- _TASK DIRECTIONS_: From the listing that follows, extract every line and set it down unaltered.

(Dataset items)
—————

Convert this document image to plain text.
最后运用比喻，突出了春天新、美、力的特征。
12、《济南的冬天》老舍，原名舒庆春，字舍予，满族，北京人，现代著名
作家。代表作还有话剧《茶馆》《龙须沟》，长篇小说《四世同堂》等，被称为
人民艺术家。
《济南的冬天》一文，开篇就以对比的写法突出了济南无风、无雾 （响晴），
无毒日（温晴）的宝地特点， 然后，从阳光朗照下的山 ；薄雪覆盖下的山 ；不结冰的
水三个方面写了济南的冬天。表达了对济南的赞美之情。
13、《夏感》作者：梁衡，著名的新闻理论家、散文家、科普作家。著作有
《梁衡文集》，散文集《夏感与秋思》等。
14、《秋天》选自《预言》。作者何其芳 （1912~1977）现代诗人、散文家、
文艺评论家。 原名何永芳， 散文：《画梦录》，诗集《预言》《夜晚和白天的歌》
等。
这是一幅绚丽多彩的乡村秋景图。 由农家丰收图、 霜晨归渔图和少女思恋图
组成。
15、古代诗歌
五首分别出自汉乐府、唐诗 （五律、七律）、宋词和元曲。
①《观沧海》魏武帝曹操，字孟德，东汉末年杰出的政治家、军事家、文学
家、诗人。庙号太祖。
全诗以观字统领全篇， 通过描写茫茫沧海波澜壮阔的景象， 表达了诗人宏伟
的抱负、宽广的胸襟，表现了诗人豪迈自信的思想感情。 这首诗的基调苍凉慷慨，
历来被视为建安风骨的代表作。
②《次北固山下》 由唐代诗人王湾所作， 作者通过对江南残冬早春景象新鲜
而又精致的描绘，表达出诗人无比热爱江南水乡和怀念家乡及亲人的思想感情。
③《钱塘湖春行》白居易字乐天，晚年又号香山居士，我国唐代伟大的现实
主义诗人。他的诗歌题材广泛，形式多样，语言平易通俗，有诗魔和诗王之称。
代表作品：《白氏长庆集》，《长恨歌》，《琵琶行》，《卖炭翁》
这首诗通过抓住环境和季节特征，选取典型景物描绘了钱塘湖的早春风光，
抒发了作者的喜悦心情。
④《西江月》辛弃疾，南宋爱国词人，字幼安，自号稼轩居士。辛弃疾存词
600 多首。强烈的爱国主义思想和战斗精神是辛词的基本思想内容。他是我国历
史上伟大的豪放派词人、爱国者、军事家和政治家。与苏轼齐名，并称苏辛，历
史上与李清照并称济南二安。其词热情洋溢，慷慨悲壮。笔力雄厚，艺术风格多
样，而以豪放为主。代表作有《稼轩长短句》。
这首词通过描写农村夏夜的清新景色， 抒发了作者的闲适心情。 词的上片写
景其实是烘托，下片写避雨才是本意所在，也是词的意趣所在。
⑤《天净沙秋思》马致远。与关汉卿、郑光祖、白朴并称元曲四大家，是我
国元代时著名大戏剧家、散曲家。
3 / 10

—————

- _RESULT OF THIS TASK_:
Convert this document image to plain text.
最后运用比喻，突出了春天新、美、力的特征。
12、《济南的冬天》老舍，原名舒庆春，字舍予，满族，北京人，现代著名
作家。代表作还有话剧《茶馆》《龙须沟》，长篇小说《四世同堂》等，被称为
人民艺术家。
《济南的冬天》一文，开篇就以对比的写法突出了济南无风、无雾 （响晴），
无毒日（温晴）的宝地特点， 然后，从阳光朗照下的山 ；薄雪覆盖下的山 ；不结冰的
水三个方面写了济南的冬天。表达了对济南的赞美之情。
13、《夏感》作者：梁衡，著名的新闻理论家、散文家、科普作家。著作有
《梁衡文集》，散文集《夏感与秋思》等。
14、《秋天》选自《预言》。作者何其芳 （1912~1977）现代诗人、散文家、
文艺评论家。 原名何永芳， 散文：《画梦录》，诗集《预言》《夜晚和白天的歌》
等。
这是一幅绚丽多彩的乡村秋景图。 由农家丰收图、 霜晨归渔图和少女思恋图
组成。
15、古代诗歌
五首分别出自汉乐府、唐诗 （五律、七律）、宋词和元曲。
①《观沧海》魏武帝曹操，字孟德，东汉末年杰出的政治家、军事家、文学
家、诗人。庙号太祖。
全诗以观字统领全篇， 通过描写茫茫沧海波澜壮阔的景象， 表达了诗人宏伟
的抱负、宽广的胸襟，表现了诗人豪迈自信的思想感情。 这首诗的基调苍凉慷慨，
历来被视为建安风骨的代表作。
②《次北固山下》 由唐代诗人王湾所作， 作者通过对江南残冬早春景象新鲜
而又精致的描绘，表达出诗人无比热爱江南水乡和怀念家乡及亲人的思想感情。
③《钱塘湖春行》白居易字乐天，晚年又号香山居士，我国唐代伟大的现实
主义诗人。他的诗歌题材广泛，形式多样，语言平易通俗，有诗魔和诗王之称。
代表作品：《白氏长庆集》，《长恨歌》，《琵琶行》，《卖炭翁》
这首诗通过抓住环境和季节特征，选取典型景物描绘了钱塘湖的早春风光，
抒发了作者的喜悦心情。
④《西江月》辛弃疾，南宋爱国词人，字幼安，自号稼轩居士。辛弃疾存词
600 多首。强烈的爱国主义思想和战斗精神是辛词的基本思想内容。他是我国历
史上伟大的豪放派词人、爱国者、军事家和政治家。与苏轼齐名，并称苏辛，历
史上与李清照并称济南二安。其词热情洋溢，慷慨悲壮。笔力雄厚，艺术风格多
样，而以豪放为主。代表作有《稼轩长短句》。
这首词通过描写农村夏夜的清新景色， 抒发了作者的闲适心情。 词的上片写
景其实是烘托，下片写避雨才是本意所在，也是词的意趣所在。
⑤《天净沙秋思》马致远。与关汉卿、郑光祖、白朴并称元曲四大家，是我
国元代时著名大戏剧家、散曲家。
3 / 10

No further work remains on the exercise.